• _Instructions for the task_
In the market report on realty stocks, translate the sentence "The BSE Realty index was down 5.33% at 2,054.30." into Spanish.

• _Selected excerpt_
Anant Raj Industries (down 7.5%), DB Realty (down 6.71%), Prestige Estates (down 6.58%), DLF (down 6.46%), Unitech (down 6.34%), Indiabulls Real Estate (down 5.61%), HDIL (down 5.47%), Peninsula Land (down 4.95%), Oberoi Realty (down 4.4%), Phoenix Mills (down 1.29%), Godrej Properties (down 1.28%), Sobha Developers (down 1.1%) and Parsvnath Developers (down 0.66%), edged lower.

The BSE Realty index was down 5.33% at 2,054.30. It underperformed the Sensex, which was down 1.39% at 18,173.15.

The BSE Realty index rose 14.97% in the preceding six sessions to 2,169.96 on 21 February 2012 from a recent low of 1,887.49 on 10 February 2012. From a recent low of 1,370.23 on 2 January 2012, the BSE Realty index jumped 58.36% to 2,169.96 on 21 February 2012.

The BSE Realty index had outperformed the market over the past one month until 21 February 2012, rising 27.06% compared with the Sensex's 10.09% rise. The index had also outperformed the market in past one quarter, spurting 39.26% as against 15.57% rise in the Sensex.

The recent rise in shares of interest rate sensitive real estate firms was triggered by a further decline in headline inflation in January 2012, which reinforced expectations that the central bank will start cutting interest rates in the coming months to revive slowing economic growth.

The wholesale price index (WPI) rose a slower-than-expected 6.55% in January 2012 from 7.47% rise in December 2011, government data showed early last week. The annual reading for November 2011 was revised upwards to 9.46% from 9.11% reported earlier.

• _Listed entries_
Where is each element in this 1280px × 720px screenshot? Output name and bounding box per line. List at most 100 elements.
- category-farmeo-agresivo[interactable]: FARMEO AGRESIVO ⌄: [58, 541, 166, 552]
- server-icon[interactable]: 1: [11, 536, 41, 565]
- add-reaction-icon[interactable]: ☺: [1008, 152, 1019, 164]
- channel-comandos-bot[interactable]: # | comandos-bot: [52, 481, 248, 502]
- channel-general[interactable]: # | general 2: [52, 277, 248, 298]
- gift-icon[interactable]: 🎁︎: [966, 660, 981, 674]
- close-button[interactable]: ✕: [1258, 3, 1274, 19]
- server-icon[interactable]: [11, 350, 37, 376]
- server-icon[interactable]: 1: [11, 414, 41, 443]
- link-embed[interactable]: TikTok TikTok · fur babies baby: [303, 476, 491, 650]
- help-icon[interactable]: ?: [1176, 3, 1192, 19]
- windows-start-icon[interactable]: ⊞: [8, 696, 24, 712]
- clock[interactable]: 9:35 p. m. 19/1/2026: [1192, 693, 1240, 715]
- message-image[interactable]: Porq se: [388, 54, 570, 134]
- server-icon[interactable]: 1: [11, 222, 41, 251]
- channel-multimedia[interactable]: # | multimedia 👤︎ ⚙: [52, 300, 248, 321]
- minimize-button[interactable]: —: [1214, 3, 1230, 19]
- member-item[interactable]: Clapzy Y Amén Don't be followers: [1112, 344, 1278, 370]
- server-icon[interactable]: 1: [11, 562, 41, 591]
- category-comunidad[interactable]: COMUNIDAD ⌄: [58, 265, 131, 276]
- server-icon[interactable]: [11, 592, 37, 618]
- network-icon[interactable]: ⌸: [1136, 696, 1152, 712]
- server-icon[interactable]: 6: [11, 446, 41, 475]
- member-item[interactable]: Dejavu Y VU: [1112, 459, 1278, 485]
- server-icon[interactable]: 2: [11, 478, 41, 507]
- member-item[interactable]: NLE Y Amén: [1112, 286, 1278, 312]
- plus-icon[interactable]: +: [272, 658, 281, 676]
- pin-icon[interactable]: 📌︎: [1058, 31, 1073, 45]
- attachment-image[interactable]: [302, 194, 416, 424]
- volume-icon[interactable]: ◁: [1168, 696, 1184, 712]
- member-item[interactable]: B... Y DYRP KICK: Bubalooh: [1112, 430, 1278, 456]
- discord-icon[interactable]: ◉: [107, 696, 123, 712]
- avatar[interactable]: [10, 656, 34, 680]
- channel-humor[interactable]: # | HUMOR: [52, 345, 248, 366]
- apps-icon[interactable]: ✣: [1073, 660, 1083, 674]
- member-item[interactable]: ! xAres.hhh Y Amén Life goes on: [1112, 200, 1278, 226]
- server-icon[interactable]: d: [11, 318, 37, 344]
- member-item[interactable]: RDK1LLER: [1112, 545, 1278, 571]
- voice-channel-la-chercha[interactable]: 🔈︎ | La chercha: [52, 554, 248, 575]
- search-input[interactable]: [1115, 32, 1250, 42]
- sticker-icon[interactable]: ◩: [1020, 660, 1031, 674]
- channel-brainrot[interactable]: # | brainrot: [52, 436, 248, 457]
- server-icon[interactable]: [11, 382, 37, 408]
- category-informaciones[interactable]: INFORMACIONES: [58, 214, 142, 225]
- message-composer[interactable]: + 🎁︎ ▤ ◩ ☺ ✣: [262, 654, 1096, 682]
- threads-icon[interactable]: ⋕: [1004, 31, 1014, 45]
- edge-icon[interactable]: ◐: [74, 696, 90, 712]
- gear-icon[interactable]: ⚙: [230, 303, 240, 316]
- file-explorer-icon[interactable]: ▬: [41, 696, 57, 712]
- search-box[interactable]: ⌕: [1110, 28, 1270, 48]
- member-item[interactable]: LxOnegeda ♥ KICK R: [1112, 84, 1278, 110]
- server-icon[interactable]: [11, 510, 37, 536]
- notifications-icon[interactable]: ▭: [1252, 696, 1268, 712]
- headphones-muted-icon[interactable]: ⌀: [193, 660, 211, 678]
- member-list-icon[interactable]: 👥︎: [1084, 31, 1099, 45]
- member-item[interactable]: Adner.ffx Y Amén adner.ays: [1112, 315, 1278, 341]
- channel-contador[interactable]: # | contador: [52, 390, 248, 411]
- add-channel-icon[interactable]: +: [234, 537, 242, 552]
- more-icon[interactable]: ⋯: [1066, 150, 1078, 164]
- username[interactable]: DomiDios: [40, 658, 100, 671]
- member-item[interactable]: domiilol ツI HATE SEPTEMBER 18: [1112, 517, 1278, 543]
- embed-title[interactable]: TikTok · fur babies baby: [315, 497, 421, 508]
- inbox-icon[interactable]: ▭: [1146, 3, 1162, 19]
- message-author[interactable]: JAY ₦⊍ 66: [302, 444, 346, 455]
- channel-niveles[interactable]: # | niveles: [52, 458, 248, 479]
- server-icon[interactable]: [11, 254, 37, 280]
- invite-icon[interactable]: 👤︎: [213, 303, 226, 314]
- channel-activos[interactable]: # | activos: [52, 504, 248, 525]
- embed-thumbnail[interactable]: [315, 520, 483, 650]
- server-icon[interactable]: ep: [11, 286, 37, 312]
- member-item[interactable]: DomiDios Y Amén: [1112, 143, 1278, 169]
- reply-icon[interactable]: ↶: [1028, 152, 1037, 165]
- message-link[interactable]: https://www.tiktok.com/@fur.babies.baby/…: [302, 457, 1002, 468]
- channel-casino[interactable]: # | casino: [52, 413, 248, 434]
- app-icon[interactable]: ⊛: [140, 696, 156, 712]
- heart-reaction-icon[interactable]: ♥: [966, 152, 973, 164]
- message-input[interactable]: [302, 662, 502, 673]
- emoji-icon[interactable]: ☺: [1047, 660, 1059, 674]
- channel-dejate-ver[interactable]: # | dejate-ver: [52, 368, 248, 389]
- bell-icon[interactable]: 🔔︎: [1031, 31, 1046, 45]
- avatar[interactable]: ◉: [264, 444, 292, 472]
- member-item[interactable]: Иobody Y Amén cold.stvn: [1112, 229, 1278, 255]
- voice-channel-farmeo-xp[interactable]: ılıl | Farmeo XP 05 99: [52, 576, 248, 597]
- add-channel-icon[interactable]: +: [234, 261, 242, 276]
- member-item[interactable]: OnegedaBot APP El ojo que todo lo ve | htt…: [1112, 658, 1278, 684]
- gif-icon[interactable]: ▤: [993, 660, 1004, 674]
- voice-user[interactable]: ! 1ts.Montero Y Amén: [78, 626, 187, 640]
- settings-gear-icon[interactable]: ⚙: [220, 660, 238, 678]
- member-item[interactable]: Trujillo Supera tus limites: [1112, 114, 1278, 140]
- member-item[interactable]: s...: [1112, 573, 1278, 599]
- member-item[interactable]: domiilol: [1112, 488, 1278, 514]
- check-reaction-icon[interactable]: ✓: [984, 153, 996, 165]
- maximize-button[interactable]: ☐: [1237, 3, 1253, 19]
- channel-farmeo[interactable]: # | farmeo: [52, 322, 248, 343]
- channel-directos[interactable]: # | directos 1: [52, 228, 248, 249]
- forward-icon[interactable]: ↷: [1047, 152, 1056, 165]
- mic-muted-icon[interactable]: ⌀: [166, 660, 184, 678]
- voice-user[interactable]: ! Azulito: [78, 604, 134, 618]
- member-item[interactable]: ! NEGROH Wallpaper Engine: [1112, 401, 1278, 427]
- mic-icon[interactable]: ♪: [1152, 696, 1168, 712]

• _Answer section_
El índice BSE Realty bajaba un 5,33 %, hasta 2054,30.